## start
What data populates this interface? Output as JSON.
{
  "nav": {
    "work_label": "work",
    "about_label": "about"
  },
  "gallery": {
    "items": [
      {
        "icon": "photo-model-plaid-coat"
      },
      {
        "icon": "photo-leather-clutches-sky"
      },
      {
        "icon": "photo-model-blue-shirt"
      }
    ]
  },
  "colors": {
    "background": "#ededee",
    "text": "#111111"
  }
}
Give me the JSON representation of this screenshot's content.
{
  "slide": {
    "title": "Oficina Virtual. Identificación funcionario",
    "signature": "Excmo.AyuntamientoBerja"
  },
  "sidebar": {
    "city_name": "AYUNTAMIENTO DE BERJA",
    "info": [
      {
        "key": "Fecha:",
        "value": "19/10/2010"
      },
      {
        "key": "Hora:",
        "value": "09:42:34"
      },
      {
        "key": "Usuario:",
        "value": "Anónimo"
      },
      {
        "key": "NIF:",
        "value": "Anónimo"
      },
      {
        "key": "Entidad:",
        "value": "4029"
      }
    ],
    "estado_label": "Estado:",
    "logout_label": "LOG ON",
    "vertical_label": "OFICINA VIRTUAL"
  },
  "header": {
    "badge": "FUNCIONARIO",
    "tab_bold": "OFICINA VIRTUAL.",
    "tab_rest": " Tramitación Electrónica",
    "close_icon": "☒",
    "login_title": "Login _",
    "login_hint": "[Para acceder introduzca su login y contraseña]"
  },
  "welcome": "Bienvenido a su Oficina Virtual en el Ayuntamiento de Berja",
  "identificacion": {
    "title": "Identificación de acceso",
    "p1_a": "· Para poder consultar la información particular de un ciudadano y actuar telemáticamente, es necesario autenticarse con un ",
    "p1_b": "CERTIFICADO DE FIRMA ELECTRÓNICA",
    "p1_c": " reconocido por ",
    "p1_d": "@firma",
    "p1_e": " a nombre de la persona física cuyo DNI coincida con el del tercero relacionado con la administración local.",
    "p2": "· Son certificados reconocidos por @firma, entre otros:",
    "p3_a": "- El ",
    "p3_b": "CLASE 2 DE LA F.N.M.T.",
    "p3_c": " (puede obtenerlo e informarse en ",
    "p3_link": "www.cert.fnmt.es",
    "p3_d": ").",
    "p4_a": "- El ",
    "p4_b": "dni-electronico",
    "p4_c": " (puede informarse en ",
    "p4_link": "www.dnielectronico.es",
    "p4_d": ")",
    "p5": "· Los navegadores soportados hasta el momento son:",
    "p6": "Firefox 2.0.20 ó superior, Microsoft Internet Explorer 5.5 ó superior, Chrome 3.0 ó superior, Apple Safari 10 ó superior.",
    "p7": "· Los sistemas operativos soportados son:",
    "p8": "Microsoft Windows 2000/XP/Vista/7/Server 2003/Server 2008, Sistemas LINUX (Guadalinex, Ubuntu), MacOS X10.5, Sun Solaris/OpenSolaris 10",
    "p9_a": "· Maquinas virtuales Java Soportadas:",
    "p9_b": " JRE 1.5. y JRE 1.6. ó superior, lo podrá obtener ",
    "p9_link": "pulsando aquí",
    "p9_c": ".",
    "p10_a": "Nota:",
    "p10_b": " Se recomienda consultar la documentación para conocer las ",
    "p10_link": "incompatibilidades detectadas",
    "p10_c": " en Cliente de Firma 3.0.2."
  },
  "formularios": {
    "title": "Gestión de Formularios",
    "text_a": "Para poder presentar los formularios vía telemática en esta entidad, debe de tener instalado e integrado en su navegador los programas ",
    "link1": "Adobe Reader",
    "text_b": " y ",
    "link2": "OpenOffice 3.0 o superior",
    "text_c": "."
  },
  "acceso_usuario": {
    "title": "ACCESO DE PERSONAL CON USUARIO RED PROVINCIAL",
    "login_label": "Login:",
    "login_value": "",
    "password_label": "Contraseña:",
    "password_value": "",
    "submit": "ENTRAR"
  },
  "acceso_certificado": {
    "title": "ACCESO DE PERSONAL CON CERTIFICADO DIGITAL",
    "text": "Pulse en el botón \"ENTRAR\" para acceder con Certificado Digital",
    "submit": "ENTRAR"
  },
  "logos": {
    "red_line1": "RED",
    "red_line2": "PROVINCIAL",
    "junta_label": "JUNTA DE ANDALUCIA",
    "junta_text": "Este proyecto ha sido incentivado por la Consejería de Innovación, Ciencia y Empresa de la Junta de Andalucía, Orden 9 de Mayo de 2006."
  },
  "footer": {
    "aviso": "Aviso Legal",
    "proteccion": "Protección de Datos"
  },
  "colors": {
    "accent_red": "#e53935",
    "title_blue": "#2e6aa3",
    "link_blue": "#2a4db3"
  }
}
## end
- Task to complete
Copy each line above that contains the word "soportados".

- Solution to this exercise
    "p5": "· Los navegadores soportados hasta el momento son:",
    "p7": "· Los sistemas operativos soportados son:",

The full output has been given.